- _Prompt_:
Find and copy every line in the records that includes the string "était".

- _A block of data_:
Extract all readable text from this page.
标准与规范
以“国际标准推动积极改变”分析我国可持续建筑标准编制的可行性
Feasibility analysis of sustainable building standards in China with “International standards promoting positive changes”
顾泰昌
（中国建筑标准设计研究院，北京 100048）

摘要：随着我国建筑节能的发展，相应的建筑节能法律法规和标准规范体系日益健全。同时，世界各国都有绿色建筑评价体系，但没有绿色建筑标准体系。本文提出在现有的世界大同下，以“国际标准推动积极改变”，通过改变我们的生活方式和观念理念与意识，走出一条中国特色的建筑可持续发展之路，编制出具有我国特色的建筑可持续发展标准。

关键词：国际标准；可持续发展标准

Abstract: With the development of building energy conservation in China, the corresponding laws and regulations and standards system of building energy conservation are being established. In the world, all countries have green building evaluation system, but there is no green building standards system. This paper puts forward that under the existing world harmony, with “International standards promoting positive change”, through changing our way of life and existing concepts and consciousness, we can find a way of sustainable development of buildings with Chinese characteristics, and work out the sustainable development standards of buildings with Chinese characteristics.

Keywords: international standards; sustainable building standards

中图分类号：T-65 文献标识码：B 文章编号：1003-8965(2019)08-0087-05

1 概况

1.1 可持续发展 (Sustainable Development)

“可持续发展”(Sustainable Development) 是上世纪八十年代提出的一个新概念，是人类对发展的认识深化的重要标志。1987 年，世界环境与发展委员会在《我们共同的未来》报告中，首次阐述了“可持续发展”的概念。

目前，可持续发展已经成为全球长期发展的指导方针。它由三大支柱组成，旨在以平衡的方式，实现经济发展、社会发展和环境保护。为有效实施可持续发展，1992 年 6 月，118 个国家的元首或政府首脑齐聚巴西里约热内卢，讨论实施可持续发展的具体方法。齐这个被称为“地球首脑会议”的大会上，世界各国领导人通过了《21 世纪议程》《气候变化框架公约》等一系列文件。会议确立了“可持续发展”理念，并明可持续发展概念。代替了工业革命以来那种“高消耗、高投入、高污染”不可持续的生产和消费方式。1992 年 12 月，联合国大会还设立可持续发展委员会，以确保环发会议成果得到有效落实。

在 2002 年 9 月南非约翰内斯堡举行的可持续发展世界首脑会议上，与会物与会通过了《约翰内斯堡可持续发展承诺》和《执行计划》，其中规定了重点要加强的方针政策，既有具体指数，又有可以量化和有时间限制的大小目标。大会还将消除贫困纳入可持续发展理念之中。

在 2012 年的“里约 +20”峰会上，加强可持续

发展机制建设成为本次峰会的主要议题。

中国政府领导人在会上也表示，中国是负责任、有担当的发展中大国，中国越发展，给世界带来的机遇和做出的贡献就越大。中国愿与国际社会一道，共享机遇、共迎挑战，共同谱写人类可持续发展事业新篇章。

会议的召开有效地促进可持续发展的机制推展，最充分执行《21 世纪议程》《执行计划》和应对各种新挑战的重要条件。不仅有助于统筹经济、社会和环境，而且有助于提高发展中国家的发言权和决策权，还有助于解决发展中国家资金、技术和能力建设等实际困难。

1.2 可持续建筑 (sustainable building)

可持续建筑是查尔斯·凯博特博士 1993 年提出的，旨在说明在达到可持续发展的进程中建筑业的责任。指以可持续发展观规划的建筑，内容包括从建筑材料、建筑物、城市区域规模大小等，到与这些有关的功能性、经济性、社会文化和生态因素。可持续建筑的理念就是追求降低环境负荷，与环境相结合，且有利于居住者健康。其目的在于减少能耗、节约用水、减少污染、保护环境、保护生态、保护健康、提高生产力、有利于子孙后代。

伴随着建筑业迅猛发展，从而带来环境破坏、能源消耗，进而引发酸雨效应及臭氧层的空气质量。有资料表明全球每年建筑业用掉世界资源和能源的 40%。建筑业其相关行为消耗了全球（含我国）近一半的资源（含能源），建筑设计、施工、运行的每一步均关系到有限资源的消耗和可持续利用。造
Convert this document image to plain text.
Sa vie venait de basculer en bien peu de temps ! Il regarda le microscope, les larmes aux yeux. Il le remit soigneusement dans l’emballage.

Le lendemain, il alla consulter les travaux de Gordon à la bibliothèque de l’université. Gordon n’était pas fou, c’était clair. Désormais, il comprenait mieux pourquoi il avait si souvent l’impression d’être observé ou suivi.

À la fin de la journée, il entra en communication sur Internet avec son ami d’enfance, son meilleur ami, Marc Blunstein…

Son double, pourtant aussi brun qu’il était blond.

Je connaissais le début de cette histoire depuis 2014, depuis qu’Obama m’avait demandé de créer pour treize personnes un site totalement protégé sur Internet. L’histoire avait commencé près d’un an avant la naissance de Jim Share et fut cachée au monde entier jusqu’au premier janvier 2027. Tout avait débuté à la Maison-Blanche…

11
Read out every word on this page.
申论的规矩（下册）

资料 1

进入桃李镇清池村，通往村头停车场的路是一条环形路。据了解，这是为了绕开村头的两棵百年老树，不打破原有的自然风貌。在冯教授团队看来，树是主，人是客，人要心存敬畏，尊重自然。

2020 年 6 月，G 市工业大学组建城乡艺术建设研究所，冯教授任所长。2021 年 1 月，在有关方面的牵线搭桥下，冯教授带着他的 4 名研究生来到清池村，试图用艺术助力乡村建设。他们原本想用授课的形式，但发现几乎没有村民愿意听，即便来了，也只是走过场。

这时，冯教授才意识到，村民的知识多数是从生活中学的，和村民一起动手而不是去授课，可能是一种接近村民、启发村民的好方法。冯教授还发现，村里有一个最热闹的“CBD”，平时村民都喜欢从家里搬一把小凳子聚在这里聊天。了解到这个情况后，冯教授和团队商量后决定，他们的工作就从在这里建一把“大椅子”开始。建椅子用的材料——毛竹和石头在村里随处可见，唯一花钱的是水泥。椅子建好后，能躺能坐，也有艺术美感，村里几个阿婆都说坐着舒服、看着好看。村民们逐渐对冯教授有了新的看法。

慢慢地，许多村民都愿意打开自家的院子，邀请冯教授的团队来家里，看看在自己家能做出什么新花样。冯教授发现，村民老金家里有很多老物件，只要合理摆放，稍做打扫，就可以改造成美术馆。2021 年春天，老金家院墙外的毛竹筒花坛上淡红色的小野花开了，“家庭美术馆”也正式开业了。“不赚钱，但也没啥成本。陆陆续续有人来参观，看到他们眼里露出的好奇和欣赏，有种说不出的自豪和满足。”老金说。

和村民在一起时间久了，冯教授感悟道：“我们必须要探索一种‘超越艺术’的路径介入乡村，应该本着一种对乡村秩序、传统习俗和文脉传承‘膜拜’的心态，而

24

- _Written answer_:
Le lendemain, il alla consulter les travaux de Gordon à la bibliothèque de l’université. Gordon n’était pas fou, c’était clair. Désormais, il comprenait mieux pourquoi il avait si souvent l’impression d’être observé ou suivi.
Son double, pourtant aussi brun qu’il était blond.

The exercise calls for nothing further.